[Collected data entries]
----------

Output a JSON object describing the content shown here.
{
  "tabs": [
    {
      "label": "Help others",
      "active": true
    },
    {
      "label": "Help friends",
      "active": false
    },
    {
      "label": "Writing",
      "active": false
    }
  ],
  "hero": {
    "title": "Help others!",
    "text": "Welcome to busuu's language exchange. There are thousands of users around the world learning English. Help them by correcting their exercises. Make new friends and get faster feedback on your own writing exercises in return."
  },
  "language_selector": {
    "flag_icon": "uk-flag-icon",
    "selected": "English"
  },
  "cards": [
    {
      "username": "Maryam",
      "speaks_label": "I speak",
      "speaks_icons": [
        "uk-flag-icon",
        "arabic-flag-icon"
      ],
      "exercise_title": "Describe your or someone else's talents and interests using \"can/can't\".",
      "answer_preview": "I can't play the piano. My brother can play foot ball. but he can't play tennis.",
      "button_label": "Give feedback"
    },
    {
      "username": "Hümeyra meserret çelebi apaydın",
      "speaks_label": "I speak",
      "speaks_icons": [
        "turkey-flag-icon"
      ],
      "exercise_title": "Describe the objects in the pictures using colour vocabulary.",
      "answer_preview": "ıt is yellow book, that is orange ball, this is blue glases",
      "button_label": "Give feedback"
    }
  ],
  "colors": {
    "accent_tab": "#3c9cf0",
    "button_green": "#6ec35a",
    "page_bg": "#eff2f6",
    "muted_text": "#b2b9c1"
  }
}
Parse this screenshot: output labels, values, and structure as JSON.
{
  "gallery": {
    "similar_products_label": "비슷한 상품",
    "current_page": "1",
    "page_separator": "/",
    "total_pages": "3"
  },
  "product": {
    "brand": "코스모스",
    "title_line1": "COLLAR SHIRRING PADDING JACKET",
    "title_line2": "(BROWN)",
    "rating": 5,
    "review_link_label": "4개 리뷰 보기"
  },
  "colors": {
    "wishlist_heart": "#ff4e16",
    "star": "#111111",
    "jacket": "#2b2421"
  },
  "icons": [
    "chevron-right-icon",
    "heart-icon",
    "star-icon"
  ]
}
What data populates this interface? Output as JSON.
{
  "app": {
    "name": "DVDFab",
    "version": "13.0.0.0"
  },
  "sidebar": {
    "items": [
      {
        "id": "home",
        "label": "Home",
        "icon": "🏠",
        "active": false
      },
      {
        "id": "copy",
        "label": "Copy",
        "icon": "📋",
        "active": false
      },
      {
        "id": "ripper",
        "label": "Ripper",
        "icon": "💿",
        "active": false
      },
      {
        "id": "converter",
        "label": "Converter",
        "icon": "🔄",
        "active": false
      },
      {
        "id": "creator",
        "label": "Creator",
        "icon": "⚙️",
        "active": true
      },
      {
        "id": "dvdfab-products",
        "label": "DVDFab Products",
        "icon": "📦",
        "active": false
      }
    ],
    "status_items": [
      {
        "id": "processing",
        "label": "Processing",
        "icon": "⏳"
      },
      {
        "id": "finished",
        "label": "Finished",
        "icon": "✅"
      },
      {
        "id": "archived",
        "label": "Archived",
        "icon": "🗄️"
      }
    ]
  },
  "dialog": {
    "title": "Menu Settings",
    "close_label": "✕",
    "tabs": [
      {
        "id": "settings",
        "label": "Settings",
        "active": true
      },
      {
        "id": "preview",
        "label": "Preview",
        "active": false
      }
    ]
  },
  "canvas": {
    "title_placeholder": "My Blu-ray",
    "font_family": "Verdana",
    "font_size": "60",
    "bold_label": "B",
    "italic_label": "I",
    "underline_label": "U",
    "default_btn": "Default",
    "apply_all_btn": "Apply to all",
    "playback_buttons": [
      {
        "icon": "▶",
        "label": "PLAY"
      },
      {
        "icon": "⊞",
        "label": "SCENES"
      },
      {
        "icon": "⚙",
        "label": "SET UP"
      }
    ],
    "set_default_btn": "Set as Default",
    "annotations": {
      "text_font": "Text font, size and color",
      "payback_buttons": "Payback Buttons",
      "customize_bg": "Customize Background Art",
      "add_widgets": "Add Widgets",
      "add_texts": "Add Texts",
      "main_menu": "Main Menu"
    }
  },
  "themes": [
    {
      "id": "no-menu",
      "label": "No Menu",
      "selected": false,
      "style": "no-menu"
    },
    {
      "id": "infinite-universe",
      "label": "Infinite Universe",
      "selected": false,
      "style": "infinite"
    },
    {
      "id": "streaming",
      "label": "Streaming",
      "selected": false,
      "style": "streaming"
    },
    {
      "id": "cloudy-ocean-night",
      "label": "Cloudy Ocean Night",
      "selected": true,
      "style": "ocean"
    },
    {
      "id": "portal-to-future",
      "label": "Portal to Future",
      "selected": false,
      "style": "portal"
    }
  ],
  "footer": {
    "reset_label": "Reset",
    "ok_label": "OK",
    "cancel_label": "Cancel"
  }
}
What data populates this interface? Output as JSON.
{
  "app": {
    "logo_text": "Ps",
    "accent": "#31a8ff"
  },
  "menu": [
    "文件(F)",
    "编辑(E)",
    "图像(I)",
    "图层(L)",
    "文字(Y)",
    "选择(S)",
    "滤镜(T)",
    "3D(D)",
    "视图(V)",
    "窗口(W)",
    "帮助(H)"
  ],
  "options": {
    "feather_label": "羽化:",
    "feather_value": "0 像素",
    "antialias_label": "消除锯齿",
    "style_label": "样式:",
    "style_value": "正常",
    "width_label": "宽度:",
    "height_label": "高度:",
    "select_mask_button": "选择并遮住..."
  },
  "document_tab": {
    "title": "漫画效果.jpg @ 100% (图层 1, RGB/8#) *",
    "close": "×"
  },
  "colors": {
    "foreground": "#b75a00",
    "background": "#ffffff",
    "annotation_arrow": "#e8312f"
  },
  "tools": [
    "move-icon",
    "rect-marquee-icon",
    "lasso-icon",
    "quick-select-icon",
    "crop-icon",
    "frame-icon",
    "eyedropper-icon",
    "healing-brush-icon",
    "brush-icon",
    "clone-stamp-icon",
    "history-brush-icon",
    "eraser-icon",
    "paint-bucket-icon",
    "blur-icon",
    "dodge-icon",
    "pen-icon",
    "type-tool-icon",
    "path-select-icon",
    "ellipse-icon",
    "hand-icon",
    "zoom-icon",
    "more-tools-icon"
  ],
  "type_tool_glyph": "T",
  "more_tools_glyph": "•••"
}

----------

• **EXERCISE OBJECTIVE**
Copy out the material above in its entirety. Every detail must match.

• **OUTPUT FOR THIS EXERCISE**
Output a JSON object describing the content shown here.
{
  "tabs": [
    {
      "label": "Help others",
      "active": true
    },
    {
      "label": "Help friends",
      "active": false
    },
    {
      "label": "Writing",
      "active": false
    }
  ],
  "hero": {
    "title": "Help others!",
    "text": "Welcome to busuu's language exchange. There are thousands of users around the world learning English. Help them by correcting their exercises. Make new friends and get faster feedback on your own writing exercises in return."
  },
  "language_selector": {
    "flag_icon": "uk-flag-icon",
    "selected": "English"
  },
  "cards": [
    {
      "username": "Maryam",
      "speaks_label": "I speak",
      "speaks_icons": [
        "uk-flag-icon",
        "arabic-flag-icon"
      ],
      "exercise_title": "Describe your or someone else's talents and interests using \"can/can't\".",
      "answer_preview": "I can't play the piano. My brother can play foot ball. but he can't play tennis.",
      "button_label": "Give feedback"
    },
    {
      "username": "Hümeyra meserret çelebi apaydın",
      "speaks_label": "I speak",
      "speaks_icons": [
        "turkey-flag-icon"
      ],
      "exercise_title": "Describe the objects in the pictures using colour vocabulary.",
      "answer_preview": "ıt is yellow book, that is orange ball, this is blue glases",
      "button_label": "Give feedback"
    }
  ],
  "colors": {
    "accent_tab": "#3c9cf0",
    "button_green": "#6ec35a",
    "page_bg": "#eff2f6",
    "muted_text": "#b2b9c1"
  }
}
Parse this screenshot: output labels, values, and structure as JSON.
{
  "gallery": {
    "similar_products_label": "비슷한 상품",
    "current_page": "1",
    "page_separator": "/",
    "total_pages": "3"
  },
  "product": {
    "brand": "코스모스",
    "title_line1": "COLLAR SHIRRING PADDING JACKET",
    "title_line2": "(BROWN)",
    "rating": 5,
    "review_link_label": "4개 리뷰 보기"
  },
  "colors": {
    "wishlist_heart": "#ff4e16",
    "star": "#111111",
    "jacket": "#2b2421"
  },
  "icons": [
    "chevron-right-icon",
    "heart-icon",
    "star-icon"
  ]
}
What data populates this interface? Output as JSON.
{
  "app": {
    "name": "DVDFab",
    "version": "13.0.0.0"
  },
  "sidebar": {
    "items": [
      {
        "id": "home",
        "label": "Home",
        "icon": "🏠",
        "active": false
      },
      {
        "id": "copy",
        "label": "Copy",
        "icon": "📋",
        "active": false
      },
      {
        "id": "ripper",
        "label": "Ripper",
        "icon": "💿",
        "active": false
      },
      {
        "id": "converter",
        "label": "Converter",
        "icon": "🔄",
        "active": false
      },
      {
        "id": "creator",
        "label": "Creator",
        "icon": "⚙️",
        "active": true
      },
      {
        "id": "dvdfab-products",
        "label": "DVDFab Products",
        "icon": "📦",
        "active": false
      }
    ],
    "status_items": [
      {
        "id": "processing",
        "label": "Processing",
        "icon": "⏳"
      },
      {
        "id": "finished",
        "label": "Finished",
        "icon": "✅"
      },
      {
        "id": "archived",
        "label": "Archived",
        "icon": "🗄️"
      }
    ]
  },
  "dialog": {
    "title": "Menu Settings",
    "close_label": "✕",
    "tabs": [
      {
        "id": "settings",
        "label": "Settings",
        "active": true
      },
      {
        "id": "preview",
        "label": "Preview",
        "active": false
      }
    ]
  },
  "canvas": {
    "title_placeholder": "My Blu-ray",
    "font_family": "Verdana",
    "font_size": "60",
    "bold_label": "B",
    "italic_label": "I",
    "underline_label": "U",
    "default_btn": "Default",
    "apply_all_btn": "Apply to all",
    "playback_buttons": [
      {
        "icon": "▶",
        "label": "PLAY"
      },
      {
        "icon": "⊞",
        "label": "SCENES"
      },
      {
        "icon": "⚙",
        "label": "SET UP"
      }
    ],
    "set_default_btn": "Set as Default",
    "annotations": {
      "text_font": "Text font, size and color",
      "payback_buttons": "Payback Buttons",
      "customize_bg": "Customize Background Art",
      "add_widgets": "Add Widgets",
      "add_texts": "Add Texts",
      "main_menu": "Main Menu"
    }
  },
  "themes": [
    {
      "id": "no-menu",
      "label": "No Menu",
      "selected": false,
      "style": "no-menu"
    },
    {
      "id": "infinite-universe",
      "label": "Infinite Universe",
      "selected": false,
      "style": "infinite"
    },
    {
      "id": "streaming",
      "label": "Streaming",
      "selected": false,
      "style": "streaming"
    },
    {
      "id": "cloudy-ocean-night",
      "label": "Cloudy Ocean Night",
      "selected": true,
      "style": "ocean"
    },
    {
      "id": "portal-to-future",
      "label": "Portal to Future",
      "selected": false,
      "style": "portal"
    }
  ],
  "footer": {
    "reset_label": "Reset",
    "ok_label": "OK",
    "cancel_label": "Cancel"
  }
}
What data populates this interface? Output as JSON.
{
  "app": {
    "logo_text": "Ps",
    "accent": "#31a8ff"
  },
  "menu": [
    "文件(F)",
    "编辑(E)",
    "图像(I)",
    "图层(L)",
    "文字(Y)",
    "选择(S)",
    "滤镜(T)",
    "3D(D)",
    "视图(V)",
    "窗口(W)",
    "帮助(H)"
  ],
  "options": {
    "feather_label": "羽化:",
    "feather_value": "0 像素",
    "antialias_label": "消除锯齿",
    "style_label": "样式:",
    "style_value": "正常",
    "width_label": "宽度:",
    "height_label": "高度:",
    "select_mask_button": "选择并遮住..."
  },
  "document_tab": {
    "title": "漫画效果.jpg @ 100% (图层 1, RGB/8#) *",
    "close": "×"
  },
  "colors": {
    "foreground": "#b75a00",
    "background": "#ffffff",
    "annotation_arrow": "#e8312f"
  },
  "tools": [
    "move-icon",
    "rect-marquee-icon",
    "lasso-icon",
    "quick-select-icon",
    "crop-icon",
    "frame-icon",
    "eyedropper-icon",
    "healing-brush-icon",
    "brush-icon",
    "clone-stamp-icon",
    "history-brush-icon",
    "eraser-icon",
    "paint-bucket-icon",
    "blur-icon",
    "dodge-icon",
    "pen-icon",
    "type-tool-icon",
    "path-select-icon",
    "ellipse-icon",
    "hand-icon",
    "zoom-icon",
    "more-tools-icon"
  ],
  "type_tool_glyph": "T",
  "more_tools_glyph": "•••"
}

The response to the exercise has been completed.